Information provided
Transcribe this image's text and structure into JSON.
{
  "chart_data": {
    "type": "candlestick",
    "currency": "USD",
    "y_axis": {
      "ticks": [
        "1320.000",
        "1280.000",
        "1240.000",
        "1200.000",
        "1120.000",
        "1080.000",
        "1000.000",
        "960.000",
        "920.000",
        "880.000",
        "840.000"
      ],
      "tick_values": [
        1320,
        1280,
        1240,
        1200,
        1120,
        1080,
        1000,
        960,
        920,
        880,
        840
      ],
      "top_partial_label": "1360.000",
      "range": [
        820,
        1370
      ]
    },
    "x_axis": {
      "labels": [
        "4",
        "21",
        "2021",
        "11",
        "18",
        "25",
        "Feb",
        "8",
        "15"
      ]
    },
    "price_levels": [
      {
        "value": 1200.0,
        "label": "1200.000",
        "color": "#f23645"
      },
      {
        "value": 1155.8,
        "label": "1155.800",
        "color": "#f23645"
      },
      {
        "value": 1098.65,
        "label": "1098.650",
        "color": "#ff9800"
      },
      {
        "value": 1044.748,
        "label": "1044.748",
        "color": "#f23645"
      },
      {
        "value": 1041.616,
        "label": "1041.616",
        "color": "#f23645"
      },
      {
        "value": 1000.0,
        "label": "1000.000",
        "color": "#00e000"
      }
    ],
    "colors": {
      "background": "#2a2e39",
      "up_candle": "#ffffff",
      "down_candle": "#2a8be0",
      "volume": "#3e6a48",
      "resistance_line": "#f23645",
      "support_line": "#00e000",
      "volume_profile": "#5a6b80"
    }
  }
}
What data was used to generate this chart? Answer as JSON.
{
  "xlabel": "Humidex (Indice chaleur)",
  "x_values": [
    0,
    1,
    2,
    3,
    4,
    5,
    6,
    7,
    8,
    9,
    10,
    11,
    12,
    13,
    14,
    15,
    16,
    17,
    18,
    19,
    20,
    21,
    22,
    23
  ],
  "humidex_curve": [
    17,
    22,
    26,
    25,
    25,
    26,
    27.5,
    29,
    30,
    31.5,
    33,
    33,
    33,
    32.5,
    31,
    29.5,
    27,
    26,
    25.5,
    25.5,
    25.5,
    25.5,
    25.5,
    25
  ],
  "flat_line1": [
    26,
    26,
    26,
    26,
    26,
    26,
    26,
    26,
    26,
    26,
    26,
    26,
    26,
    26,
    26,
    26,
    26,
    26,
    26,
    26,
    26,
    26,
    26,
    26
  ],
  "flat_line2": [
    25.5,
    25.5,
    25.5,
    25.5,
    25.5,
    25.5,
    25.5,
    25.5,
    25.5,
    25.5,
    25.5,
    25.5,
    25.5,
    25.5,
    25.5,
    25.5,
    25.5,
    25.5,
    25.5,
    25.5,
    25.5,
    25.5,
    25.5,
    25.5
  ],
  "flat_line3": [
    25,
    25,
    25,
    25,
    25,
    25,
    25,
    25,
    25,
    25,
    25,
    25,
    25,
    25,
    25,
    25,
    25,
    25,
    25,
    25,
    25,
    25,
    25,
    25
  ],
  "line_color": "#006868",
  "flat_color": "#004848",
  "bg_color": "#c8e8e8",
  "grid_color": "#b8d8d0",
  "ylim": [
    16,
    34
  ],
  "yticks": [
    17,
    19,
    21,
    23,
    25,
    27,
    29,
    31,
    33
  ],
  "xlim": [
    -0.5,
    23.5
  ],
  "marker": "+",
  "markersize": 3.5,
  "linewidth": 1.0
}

The request
Reproduce each record shown above without altering a single word.

Answer in full
Transcribe this image's text and structure into JSON.
{
  "chart_data": {
    "type": "candlestick",
    "currency": "USD",
    "y_axis": {
      "ticks": [
        "1320.000",
        "1280.000",
        "1240.000",
        "1200.000",
        "1120.000",
        "1080.000",
        "1000.000",
        "960.000",
        "920.000",
        "880.000",
        "840.000"
      ],
      "tick_values": [
        1320,
        1280,
        1240,
        1200,
        1120,
        1080,
        1000,
        960,
        920,
        880,
        840
      ],
      "top_partial_label": "1360.000",
      "range": [
        820,
        1370
      ]
    },
    "x_axis": {
      "labels": [
        "4",
        "21",
        "2021",
        "11",
        "18",
        "25",
        "Feb",
        "8",
        "15"
      ]
    },
    "price_levels": [
      {
        "value": 1200.0,
        "label": "1200.000",
        "color": "#f23645"
      },
      {
        "value": 1155.8,
        "label": "1155.800",
        "color": "#f23645"
      },
      {
        "value": 1098.65,
        "label": "1098.650",
        "color": "#ff9800"
      },
      {
        "value": 1044.748,
        "label": "1044.748",
        "color": "#f23645"
      },
      {
        "value": 1041.616,
        "label": "1041.616",
        "color": "#f23645"
      },
      {
        "value": 1000.0,
        "label": "1000.000",
        "color": "#00e000"
      }
    ],
    "colors": {
      "background": "#2a2e39",
      "up_candle": "#ffffff",
      "down_candle": "#2a8be0",
      "volume": "#3e6a48",
      "resistance_line": "#f23645",
      "support_line": "#00e000",
      "volume_profile": "#5a6b80"
    }
  }
}
What data was used to generate this chart? Answer as JSON.
{
  "xlabel": "Humidex (Indice chaleur)",
  "x_values": [
    0,
    1,
    2,
    3,
    4,
    5,
    6,
    7,
    8,
    9,
    10,
    11,
    12,
    13,
    14,
    15,
    16,
    17,
    18,
    19,
    20,
    21,
    22,
    23
  ],
  "humidex_curve": [
    17,
    22,
    26,
    25,
    25,
    26,
    27.5,
    29,
    30,
    31.5,
    33,
    33,
    33,
    32.5,
    31,
    29.5,
    27,
    26,
    25.5,
    25.5,
    25.5,
    25.5,
    25.5,
    25
  ],
  "flat_line1": [
    26,
    26,
    26,
    26,
    26,
    26,
    26,
    26,
    26,
    26,
    26,
    26,
    26,
    26,
    26,
    26,
    26,
    26,
    26,
    26,
    26,
    26,
    26,
    26
  ],
  "flat_line2": [
    25.5,
    25.5,
    25.5,
    25.5,
    25.5,
    25.5,
    25.5,
    25.5,
    25.5,
    25.5,
    25.5,
    25.5,
    25.5,
    25.5,
    25.5,
    25.5,
    25.5,
    25.5,
    25.5,
    25.5,
    25.5,
    25.5,
    25.5,
    25.5
  ],
  "flat_line3": [
    25,
    25,
    25,
    25,
    25,
    25,
    25,
    25,
    25,
    25,
    25,
    25,
    25,
    25,
    25,
    25,
    25,
    25,
    25,
    25,
    25,
    25,
    25,
    25
  ],
  "line_color": "#006868",
  "flat_color": "#004848",
  "bg_color": "#c8e8e8",
  "grid_color": "#b8d8d0",
  "ylim": [
    16,
    34
  ],
  "yticks": [
    17,
    19,
    21,
    23,
    25,
    27,
    29,
    31,
    33
  ],
  "xlim": [
    -0.5,
    23.5
  ],
  "marker": "+",
  "markersize": 3.5,
  "linewidth": 1.0
}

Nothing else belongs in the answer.